___ Document excerpt ___

Alexandria Black History Museum
- Location: Old Town Alexandria, Virginia, U.S.
- Coordinates: 38°48′43″N 77°02′53″W﻿ / ﻿38.81206°N 77.04803°W
- Public transit access: Washington Metro at King Street–Old Town
- Website: www.alexandriava.gov/BlackHistory

= Alexandria Black History Museum =

Museum

The Alexandria Black History Museum, located at 902 Wythe St., Alexandria, Virginia, is operated by the City of Alexandria. The building was formerly the Robert H. Robinson Library, originally constructed in 1940 as the first "separate but equal" library for African Americans in the segregated city.

== History ==

In 1794, Alexandria Library opened as a private lending library, calling itself the Alexandria Library Company. In 1937, Dr. Robert South Barrett donated funds to build Alexandria's Public Library. The Library Company cooperated in this effort, contracting with the Alexandria City Council to turn over its collections to City of Alexandria as the City agreed to include the public library's operating expenses in its budget.

___ Source data ___

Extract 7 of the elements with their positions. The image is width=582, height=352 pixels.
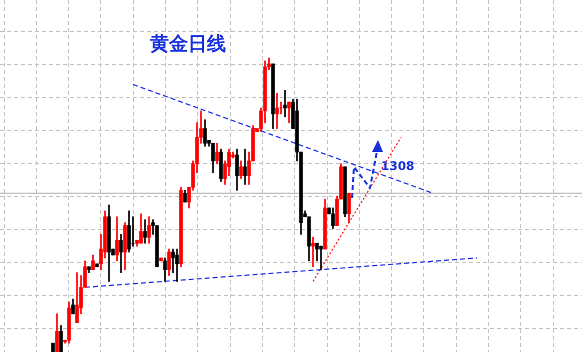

___

* _To be done_: Return the stretch of the museum article from "The Alexandria Black" through "in its budget.", copied exactly.

* _Written answer_:
The Alexandria Black History Museum, located at 902 Wythe St., Alexandria, Virginia, is operated by the City of Alexandria. The building was formerly the Robert H. Robinson Library, originally constructed in 1940 as the first "separate but equal" library for African Americans in the segregated city.

== History ==

In 1794, Alexandria Library opened as a private lending library, calling itself the Alexandria Library Company. In 1937, Dr. Robert South Barrett donated funds to build Alexandria's Public Library. The Library Company cooperated in this effort, contracting with the Alexandria City Council to turn over its collections to City of Alexandria as the City agreed to include the public library's operating expenses in its budget.